Prompt - Rewrite the listing from its first line up to and including the line with "914, 445, 916]", changing "bboxes" to "bounding boxes" and leaving everything else as it is.
....
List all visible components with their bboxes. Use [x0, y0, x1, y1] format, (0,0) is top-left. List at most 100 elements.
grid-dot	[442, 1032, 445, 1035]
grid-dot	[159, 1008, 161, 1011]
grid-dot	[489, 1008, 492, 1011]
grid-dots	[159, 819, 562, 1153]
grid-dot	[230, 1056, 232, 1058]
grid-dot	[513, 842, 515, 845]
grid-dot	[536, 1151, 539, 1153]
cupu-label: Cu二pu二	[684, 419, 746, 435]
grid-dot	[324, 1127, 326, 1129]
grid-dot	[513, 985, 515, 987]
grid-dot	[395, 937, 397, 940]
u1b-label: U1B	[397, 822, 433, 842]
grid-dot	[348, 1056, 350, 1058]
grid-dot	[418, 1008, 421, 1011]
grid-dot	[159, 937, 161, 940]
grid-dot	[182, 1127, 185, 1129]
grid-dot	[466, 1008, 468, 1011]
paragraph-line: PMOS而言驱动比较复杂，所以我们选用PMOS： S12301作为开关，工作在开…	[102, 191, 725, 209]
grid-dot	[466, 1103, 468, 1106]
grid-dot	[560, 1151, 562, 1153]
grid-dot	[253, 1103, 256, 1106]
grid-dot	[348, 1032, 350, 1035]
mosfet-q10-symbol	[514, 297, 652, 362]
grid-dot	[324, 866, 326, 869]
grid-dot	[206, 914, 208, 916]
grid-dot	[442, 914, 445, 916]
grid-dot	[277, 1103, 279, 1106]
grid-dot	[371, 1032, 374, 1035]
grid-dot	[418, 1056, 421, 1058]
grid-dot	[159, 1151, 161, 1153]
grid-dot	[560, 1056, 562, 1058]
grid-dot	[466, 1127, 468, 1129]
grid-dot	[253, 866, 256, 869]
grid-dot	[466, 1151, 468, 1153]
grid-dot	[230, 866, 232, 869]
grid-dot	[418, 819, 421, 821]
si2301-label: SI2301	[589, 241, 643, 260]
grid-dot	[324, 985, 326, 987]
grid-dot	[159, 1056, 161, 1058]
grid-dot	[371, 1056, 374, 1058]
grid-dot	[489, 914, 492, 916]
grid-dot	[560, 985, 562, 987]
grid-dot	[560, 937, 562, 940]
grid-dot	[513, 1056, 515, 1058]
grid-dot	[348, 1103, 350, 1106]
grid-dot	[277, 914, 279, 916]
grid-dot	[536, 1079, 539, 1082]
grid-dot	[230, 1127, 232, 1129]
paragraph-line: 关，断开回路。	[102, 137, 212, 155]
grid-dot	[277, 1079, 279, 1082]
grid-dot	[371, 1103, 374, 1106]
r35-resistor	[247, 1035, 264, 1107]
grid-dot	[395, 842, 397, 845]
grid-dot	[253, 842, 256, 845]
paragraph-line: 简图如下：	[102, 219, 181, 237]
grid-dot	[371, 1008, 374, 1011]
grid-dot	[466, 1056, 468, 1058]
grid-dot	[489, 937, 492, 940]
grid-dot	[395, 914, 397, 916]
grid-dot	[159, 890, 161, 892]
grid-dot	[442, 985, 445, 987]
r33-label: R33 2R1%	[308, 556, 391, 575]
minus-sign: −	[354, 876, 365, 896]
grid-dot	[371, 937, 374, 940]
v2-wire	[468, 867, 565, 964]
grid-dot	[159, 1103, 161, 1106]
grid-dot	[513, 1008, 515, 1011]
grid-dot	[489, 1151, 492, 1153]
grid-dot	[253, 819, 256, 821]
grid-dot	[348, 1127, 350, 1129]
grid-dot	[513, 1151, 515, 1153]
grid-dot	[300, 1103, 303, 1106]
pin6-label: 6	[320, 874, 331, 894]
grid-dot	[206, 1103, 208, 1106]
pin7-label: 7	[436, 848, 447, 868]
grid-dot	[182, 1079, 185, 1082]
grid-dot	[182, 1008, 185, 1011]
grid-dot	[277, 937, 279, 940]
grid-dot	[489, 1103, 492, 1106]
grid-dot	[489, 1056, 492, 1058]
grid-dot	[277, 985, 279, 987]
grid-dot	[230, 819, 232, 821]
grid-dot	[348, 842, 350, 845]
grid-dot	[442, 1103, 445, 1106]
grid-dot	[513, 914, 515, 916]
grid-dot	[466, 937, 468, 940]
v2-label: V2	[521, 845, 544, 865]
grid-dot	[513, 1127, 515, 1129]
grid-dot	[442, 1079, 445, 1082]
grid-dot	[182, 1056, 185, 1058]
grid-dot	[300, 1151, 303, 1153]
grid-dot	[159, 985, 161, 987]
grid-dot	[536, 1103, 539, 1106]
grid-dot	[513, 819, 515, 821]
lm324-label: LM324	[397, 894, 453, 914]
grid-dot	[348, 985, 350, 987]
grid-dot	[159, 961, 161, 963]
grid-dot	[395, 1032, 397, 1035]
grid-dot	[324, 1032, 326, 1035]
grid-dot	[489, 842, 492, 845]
....
Result for this exercise -
List all visible components with their bounding boxes. Use [x0, y0, x1, y1] format, (0,0) is top-left. List at most 100 elements.
grid-dot	[442, 1032, 445, 1035]
grid-dot	[159, 1008, 161, 1011]
grid-dot	[489, 1008, 492, 1011]
grid-dots	[159, 819, 562, 1153]
grid-dot	[230, 1056, 232, 1058]
grid-dot	[513, 842, 515, 845]
grid-dot	[536, 1151, 539, 1153]
cupu-label: Cu二pu二	[684, 419, 746, 435]
grid-dot	[324, 1127, 326, 1129]
grid-dot	[513, 985, 515, 987]
grid-dot	[395, 937, 397, 940]
u1b-label: U1B	[397, 822, 433, 842]
grid-dot	[348, 1056, 350, 1058]
grid-dot	[418, 1008, 421, 1011]
grid-dot	[159, 937, 161, 940]
grid-dot	[182, 1127, 185, 1129]
grid-dot	[466, 1008, 468, 1011]
paragraph-line: PMOS而言驱动比较复杂，所以我们选用PMOS： S12301作为开关，工作在开…	[102, 191, 725, 209]
grid-dot	[466, 1103, 468, 1106]
grid-dot	[560, 1151, 562, 1153]
grid-dot	[253, 1103, 256, 1106]
grid-dot	[348, 1032, 350, 1035]
mosfet-q10-symbol	[514, 297, 652, 362]
grid-dot	[324, 866, 326, 869]
grid-dot	[206, 914, 208, 916]
grid-dot	[442, 914, 445, 916]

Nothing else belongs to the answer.